The problem: Copy whichever lines contain the string "title".

Data for processing:
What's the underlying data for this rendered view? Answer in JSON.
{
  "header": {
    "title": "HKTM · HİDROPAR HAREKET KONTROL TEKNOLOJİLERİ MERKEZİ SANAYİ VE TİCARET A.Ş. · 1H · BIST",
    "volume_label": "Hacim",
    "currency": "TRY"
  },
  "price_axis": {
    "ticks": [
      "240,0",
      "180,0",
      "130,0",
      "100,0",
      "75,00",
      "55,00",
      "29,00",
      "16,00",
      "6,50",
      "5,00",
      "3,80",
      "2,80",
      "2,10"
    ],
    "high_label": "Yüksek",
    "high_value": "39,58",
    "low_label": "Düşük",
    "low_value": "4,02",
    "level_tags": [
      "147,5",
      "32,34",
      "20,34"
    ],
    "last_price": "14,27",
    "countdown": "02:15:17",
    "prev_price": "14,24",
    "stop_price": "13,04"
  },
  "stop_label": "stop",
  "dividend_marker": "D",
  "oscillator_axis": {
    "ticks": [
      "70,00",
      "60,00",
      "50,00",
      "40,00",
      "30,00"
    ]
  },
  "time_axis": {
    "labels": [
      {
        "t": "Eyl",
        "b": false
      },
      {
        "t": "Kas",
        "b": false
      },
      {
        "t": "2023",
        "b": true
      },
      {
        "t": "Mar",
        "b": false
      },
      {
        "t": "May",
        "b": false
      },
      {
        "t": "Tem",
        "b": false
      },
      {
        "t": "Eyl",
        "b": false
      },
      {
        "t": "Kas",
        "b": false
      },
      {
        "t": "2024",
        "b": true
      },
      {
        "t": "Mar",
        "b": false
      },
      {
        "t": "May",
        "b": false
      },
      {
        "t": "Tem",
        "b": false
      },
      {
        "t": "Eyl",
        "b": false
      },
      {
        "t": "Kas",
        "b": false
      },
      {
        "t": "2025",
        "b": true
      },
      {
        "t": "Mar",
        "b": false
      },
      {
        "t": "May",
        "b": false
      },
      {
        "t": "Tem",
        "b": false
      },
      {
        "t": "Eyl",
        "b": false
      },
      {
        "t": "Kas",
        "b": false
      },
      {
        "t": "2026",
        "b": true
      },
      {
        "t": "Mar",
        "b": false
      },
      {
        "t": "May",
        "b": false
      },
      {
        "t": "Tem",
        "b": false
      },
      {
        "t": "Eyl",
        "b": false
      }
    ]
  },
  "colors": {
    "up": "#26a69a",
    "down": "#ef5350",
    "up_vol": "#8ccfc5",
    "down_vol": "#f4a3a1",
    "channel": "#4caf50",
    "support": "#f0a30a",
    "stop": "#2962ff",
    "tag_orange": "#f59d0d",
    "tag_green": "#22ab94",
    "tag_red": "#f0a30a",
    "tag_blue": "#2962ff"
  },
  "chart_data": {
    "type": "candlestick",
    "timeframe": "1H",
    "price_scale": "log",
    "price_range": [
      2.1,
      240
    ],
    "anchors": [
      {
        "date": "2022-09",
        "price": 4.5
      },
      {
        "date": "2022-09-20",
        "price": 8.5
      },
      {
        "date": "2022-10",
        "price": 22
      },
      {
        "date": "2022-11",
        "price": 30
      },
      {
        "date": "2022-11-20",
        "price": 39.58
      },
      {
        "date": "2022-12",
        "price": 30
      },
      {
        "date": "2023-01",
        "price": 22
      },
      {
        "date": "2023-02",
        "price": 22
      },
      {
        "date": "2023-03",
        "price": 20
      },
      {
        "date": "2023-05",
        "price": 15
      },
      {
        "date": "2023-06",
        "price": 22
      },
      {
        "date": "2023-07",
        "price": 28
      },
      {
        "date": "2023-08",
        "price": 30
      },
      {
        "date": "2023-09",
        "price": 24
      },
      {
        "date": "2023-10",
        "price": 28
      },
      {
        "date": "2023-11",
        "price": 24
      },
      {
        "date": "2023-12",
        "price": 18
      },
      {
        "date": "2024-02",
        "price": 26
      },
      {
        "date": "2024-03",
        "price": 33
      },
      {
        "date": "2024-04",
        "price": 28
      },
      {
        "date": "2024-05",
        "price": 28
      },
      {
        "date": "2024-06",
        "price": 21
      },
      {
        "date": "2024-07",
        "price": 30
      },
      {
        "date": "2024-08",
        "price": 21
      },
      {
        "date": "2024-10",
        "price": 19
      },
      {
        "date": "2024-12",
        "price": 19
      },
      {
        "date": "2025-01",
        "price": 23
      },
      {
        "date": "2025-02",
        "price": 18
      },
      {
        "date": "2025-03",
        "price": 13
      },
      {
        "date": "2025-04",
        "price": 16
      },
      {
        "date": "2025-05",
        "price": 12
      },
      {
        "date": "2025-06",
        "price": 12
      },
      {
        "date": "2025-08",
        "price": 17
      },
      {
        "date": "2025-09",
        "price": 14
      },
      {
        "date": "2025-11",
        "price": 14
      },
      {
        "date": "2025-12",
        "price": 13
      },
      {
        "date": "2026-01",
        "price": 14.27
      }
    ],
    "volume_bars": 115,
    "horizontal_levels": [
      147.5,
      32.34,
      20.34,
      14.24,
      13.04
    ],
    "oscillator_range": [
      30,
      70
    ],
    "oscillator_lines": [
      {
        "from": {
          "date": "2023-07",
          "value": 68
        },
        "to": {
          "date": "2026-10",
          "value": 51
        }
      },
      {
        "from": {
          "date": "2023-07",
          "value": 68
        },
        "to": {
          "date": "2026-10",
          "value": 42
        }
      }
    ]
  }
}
--
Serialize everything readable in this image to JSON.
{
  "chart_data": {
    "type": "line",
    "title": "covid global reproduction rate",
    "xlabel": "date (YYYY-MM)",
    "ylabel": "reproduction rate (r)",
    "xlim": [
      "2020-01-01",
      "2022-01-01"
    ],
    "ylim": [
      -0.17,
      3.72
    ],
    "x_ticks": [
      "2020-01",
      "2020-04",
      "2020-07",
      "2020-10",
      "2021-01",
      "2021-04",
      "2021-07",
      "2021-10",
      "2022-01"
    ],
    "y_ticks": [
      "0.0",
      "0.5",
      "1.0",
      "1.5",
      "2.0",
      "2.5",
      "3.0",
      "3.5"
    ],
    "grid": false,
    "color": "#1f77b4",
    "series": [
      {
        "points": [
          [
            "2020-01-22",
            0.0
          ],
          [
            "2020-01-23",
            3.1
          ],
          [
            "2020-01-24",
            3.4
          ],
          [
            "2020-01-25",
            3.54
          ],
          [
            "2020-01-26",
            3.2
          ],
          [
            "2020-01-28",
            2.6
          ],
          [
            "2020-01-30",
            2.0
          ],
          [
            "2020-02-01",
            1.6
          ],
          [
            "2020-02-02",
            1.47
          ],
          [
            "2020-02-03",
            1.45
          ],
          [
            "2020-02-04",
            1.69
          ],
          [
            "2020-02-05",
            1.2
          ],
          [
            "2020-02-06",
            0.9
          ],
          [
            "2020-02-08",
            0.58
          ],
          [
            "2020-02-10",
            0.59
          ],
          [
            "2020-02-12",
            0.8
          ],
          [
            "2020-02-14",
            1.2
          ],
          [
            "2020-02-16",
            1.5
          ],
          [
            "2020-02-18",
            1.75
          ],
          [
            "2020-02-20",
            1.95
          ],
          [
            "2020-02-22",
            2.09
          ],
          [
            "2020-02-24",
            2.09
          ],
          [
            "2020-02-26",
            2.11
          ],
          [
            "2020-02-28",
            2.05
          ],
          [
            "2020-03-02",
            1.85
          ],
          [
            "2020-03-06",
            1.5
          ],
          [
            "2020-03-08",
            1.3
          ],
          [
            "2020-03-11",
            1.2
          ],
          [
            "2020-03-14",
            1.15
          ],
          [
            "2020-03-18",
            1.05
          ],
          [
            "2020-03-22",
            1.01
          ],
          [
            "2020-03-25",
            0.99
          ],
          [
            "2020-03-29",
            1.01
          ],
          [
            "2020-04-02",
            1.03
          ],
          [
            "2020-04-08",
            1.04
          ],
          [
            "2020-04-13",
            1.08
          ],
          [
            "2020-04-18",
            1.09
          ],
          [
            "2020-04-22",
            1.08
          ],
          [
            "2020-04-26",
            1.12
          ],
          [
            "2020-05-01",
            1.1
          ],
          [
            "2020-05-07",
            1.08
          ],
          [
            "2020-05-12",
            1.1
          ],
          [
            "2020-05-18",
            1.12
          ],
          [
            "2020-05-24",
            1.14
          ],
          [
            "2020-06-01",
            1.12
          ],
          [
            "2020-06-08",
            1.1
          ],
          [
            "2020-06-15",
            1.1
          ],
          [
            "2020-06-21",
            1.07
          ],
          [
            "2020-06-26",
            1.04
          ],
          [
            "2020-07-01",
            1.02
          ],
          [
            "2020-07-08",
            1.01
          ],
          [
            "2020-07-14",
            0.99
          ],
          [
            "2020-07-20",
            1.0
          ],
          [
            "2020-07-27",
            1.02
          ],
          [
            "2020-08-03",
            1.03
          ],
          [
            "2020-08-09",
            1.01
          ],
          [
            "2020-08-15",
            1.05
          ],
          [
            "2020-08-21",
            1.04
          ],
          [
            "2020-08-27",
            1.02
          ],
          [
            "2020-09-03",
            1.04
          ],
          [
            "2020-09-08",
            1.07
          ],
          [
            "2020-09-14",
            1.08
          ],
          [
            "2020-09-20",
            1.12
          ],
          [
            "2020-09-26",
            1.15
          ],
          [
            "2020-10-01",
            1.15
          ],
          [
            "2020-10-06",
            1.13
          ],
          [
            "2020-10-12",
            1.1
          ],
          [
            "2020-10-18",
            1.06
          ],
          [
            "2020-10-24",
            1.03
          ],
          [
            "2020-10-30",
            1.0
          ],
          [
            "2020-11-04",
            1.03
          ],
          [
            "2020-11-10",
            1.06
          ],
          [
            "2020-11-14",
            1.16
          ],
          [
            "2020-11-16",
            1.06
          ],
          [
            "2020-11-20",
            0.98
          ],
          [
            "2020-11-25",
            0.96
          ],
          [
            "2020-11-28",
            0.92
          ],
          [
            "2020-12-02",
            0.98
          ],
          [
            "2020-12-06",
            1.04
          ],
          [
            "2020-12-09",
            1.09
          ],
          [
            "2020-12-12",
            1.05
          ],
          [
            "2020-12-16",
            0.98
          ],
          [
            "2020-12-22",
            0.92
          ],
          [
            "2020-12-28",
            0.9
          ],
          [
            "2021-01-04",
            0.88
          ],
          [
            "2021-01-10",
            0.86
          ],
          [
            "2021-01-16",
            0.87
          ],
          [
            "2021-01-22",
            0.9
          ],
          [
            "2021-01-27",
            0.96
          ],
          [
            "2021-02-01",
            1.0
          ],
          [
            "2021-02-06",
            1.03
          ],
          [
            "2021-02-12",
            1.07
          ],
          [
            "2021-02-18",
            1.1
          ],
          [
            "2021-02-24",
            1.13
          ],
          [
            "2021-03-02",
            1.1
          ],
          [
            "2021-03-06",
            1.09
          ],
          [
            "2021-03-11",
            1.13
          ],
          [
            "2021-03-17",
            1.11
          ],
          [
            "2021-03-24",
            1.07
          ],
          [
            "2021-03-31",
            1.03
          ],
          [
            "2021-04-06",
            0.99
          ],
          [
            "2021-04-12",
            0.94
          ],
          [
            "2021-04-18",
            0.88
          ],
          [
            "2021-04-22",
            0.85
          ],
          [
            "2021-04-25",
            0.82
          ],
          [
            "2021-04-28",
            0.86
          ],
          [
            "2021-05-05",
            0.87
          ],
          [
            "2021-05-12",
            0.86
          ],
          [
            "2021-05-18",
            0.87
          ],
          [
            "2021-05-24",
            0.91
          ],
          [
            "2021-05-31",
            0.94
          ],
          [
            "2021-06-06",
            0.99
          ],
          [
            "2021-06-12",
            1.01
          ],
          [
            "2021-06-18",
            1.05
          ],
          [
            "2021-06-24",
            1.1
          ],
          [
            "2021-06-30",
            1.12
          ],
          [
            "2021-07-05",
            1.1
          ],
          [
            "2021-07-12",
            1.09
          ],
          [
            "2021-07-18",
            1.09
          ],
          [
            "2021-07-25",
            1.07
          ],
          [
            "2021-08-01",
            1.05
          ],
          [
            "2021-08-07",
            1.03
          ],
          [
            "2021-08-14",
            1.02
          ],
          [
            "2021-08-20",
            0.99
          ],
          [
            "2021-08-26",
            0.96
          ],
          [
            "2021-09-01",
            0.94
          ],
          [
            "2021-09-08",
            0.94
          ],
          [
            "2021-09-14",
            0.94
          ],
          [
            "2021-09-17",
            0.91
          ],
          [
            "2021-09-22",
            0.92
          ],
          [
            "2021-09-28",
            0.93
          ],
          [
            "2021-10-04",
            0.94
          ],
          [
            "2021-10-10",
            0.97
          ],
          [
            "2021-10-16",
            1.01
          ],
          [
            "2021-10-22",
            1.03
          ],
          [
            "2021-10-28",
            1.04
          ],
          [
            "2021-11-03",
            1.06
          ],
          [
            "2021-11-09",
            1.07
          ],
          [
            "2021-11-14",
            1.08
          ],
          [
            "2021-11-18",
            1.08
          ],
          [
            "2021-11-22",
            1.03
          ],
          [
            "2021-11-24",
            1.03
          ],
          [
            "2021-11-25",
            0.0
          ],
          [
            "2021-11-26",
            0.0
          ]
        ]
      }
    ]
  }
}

Output of the exercise:
    "title": "HKTM · HİDROPAR HAREKET KONTROL TEKNOLOJİLERİ MERKEZİ SANAYİ VE TİCARET A.Ş. · 1H · BIST",
    "title": "covid global reproduction rate",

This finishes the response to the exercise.